Task goal = Retype only what runs from the line that contains "Transcribe the text in this document." through the last line of the listing below, both lines included.

- - -

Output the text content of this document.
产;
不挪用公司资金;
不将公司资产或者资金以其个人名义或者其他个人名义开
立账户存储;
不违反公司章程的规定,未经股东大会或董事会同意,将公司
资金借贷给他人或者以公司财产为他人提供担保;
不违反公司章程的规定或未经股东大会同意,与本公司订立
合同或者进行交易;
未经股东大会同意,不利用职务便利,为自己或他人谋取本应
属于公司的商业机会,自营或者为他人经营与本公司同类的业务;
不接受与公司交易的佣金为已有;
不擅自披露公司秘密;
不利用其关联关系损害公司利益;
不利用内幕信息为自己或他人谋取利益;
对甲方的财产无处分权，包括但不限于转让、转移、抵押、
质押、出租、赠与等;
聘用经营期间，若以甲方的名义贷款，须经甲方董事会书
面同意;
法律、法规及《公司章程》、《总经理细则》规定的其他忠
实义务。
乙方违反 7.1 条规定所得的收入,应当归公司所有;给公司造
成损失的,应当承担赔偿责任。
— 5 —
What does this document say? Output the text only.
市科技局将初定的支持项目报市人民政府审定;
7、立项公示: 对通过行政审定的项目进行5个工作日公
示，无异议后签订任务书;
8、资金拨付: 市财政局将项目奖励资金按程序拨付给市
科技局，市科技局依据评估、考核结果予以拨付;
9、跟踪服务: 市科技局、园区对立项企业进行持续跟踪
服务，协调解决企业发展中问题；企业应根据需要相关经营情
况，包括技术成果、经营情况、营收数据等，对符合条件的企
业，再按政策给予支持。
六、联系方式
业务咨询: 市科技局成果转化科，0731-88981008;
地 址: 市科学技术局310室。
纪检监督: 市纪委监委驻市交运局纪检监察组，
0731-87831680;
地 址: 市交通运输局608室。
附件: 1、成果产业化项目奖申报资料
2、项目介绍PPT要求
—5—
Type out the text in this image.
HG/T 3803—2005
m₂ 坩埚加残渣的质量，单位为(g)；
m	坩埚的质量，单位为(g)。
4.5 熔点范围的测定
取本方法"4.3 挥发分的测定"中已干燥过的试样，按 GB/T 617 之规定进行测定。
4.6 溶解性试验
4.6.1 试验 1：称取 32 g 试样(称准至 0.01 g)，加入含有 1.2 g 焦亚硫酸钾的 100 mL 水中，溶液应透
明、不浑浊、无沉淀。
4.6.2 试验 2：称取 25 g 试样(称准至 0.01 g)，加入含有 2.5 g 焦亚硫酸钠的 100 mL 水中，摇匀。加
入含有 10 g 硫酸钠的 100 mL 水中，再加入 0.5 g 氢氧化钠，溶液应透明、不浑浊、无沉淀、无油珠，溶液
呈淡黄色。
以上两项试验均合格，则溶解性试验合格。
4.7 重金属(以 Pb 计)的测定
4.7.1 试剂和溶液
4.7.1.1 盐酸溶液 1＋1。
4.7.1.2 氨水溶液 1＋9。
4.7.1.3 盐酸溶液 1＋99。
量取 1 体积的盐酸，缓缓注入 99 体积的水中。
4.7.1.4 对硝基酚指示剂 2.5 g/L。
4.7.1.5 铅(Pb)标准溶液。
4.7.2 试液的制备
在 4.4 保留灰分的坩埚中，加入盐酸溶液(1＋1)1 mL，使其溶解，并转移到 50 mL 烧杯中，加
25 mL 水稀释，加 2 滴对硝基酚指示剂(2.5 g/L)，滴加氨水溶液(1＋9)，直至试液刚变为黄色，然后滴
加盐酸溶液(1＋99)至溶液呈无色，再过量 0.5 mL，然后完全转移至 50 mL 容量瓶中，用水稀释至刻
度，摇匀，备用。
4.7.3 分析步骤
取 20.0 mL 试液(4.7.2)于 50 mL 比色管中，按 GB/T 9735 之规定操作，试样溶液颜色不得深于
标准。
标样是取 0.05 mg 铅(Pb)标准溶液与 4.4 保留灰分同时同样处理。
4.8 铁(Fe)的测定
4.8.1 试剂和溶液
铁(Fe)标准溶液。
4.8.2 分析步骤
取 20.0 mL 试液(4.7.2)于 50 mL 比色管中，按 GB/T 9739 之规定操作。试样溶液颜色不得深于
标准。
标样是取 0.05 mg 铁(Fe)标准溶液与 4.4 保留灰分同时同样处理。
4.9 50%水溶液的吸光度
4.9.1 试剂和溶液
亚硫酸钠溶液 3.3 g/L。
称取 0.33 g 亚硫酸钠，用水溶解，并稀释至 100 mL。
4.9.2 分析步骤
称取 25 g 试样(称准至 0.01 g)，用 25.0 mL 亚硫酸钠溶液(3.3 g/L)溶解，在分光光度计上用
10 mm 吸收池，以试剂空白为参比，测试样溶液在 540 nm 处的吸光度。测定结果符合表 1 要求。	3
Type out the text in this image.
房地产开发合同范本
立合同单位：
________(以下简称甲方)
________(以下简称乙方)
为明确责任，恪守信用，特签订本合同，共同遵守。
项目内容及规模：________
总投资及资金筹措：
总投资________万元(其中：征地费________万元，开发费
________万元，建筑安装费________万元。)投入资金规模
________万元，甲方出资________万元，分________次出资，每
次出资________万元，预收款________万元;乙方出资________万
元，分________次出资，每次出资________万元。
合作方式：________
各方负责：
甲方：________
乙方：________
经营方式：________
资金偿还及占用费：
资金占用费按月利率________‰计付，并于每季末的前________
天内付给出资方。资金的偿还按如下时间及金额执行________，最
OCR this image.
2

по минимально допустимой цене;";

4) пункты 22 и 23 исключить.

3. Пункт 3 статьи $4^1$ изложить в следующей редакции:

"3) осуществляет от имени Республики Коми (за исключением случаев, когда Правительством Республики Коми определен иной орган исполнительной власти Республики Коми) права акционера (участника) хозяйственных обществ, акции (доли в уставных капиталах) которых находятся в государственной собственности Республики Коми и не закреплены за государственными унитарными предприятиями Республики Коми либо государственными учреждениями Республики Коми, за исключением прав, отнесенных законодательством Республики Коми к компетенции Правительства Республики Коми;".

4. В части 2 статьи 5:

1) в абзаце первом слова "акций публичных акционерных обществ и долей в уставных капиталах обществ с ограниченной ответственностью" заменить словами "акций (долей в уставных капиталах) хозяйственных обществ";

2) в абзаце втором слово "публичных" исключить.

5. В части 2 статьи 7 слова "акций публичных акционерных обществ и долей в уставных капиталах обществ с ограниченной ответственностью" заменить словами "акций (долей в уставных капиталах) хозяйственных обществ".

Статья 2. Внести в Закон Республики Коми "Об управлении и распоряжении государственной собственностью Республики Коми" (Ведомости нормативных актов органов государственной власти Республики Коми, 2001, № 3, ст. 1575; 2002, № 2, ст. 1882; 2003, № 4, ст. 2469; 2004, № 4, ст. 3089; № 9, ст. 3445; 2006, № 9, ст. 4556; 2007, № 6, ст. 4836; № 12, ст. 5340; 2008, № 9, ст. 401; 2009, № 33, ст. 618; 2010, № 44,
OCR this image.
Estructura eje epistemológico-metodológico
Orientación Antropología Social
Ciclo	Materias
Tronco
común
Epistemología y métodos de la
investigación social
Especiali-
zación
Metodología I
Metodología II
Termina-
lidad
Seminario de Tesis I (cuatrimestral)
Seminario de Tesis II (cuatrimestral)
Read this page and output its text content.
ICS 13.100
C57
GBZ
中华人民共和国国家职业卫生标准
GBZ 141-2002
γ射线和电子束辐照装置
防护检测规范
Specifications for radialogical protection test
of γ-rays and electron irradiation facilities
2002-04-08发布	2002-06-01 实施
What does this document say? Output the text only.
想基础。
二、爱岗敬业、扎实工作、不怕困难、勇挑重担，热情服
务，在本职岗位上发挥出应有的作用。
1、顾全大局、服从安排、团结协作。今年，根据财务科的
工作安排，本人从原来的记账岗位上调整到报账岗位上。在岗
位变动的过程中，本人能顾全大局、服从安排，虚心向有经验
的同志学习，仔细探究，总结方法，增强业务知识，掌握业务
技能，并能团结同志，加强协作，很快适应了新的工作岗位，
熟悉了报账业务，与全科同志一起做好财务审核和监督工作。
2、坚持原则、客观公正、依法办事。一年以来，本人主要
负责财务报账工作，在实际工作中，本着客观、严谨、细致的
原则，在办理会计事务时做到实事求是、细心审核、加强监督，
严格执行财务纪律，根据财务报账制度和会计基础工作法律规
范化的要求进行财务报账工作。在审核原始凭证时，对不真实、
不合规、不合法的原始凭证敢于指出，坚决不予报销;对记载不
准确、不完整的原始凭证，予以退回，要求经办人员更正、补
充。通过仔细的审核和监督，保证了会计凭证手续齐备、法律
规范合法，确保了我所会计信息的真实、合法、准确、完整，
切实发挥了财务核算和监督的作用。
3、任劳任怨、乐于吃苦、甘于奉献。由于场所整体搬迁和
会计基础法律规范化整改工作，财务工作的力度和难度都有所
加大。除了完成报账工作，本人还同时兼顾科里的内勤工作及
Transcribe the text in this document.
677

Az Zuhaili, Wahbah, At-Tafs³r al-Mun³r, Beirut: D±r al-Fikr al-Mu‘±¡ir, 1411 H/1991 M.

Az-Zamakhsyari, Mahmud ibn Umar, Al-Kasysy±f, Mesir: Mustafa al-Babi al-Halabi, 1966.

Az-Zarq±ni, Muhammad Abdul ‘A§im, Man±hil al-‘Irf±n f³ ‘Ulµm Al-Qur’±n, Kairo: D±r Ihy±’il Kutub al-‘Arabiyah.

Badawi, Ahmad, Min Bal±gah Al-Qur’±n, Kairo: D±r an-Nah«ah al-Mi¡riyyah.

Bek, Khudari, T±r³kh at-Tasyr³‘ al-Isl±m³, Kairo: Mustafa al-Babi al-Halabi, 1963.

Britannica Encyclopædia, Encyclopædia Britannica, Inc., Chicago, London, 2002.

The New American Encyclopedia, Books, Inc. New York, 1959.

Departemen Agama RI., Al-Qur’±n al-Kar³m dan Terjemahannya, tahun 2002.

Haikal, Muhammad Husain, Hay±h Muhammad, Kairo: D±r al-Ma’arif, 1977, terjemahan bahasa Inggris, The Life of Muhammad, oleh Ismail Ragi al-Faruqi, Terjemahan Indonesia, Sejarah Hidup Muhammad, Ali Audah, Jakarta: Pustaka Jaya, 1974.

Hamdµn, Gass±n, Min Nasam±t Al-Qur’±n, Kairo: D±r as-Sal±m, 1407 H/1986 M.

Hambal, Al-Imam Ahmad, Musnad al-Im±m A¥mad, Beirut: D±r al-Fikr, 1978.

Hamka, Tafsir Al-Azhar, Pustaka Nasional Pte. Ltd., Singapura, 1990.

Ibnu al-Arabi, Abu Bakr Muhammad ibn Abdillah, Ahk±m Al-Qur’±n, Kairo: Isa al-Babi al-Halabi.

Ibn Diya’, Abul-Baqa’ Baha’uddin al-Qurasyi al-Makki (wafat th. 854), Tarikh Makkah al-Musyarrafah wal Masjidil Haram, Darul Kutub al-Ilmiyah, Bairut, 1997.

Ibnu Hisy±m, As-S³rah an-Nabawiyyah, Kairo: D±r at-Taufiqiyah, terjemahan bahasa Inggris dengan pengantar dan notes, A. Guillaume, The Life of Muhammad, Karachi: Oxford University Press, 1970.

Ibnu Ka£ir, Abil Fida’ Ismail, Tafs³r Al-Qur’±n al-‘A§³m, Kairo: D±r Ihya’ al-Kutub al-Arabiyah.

- - -

Solution =
Transcribe the text in this document.
677

Az Zuhaili, Wahbah, At-Tafs³r al-Mun³r, Beirut: D±r al-Fikr al-Mu‘±¡ir, 1411 H/1991 M.

Az-Zamakhsyari, Mahmud ibn Umar, Al-Kasysy±f, Mesir: Mustafa al-Babi al-Halabi, 1966.

Az-Zarq±ni, Muhammad Abdul ‘A§im, Man±hil al-‘Irf±n f³ ‘Ulµm Al-Qur’±n, Kairo: D±r Ihy±’il Kutub al-‘Arabiyah.

Badawi, Ahmad, Min Bal±gah Al-Qur’±n, Kairo: D±r an-Nah«ah al-Mi¡riyyah.

Bek, Khudari, T±r³kh at-Tasyr³‘ al-Isl±m³, Kairo: Mustafa al-Babi al-Halabi, 1963.

Britannica Encyclopædia, Encyclopædia Britannica, Inc., Chicago, London, 2002.

The New American Encyclopedia, Books, Inc. New York, 1959.

Departemen Agama RI., Al-Qur’±n al-Kar³m dan Terjemahannya, tahun 2002.

Haikal, Muhammad Husain, Hay±h Muhammad, Kairo: D±r al-Ma’arif, 1977, terjemahan bahasa Inggris, The Life of Muhammad, oleh Ismail Ragi al-Faruqi, Terjemahan Indonesia, Sejarah Hidup Muhammad, Ali Audah, Jakarta: Pustaka Jaya, 1974.

Hamdµn, Gass±n, Min Nasam±t Al-Qur’±n, Kairo: D±r as-Sal±m, 1407 H/1986 M.

Hambal, Al-Imam Ahmad, Musnad al-Im±m A¥mad, Beirut: D±r al-Fikr, 1978.

Hamka, Tafsir Al-Azhar, Pustaka Nasional Pte. Ltd., Singapura, 1990.

Ibnu al-Arabi, Abu Bakr Muhammad ibn Abdillah, Ahk±m Al-Qur’±n, Kairo: Isa al-Babi al-Halabi.

Ibn Diya’, Abul-Baqa’ Baha’uddin al-Qurasyi al-Makki (wafat th. 854), Tarikh Makkah al-Musyarrafah wal Masjidil Haram, Darul Kutub al-Ilmiyah, Bairut, 1997.

Ibnu Hisy±m, As-S³rah an-Nabawiyyah, Kairo: D±r at-Taufiqiyah, terjemahan bahasa Inggris dengan pengantar dan notes, A. Guillaume, The Life of Muhammad, Karachi: Oxford University Press, 1970.

Ibnu Ka£ir, Abil Fida’ Ismail, Tafs³r Al-Qur’±n al-‘A§³m, Kairo: D±r Ihya’ al-Kutub al-Arabiyah.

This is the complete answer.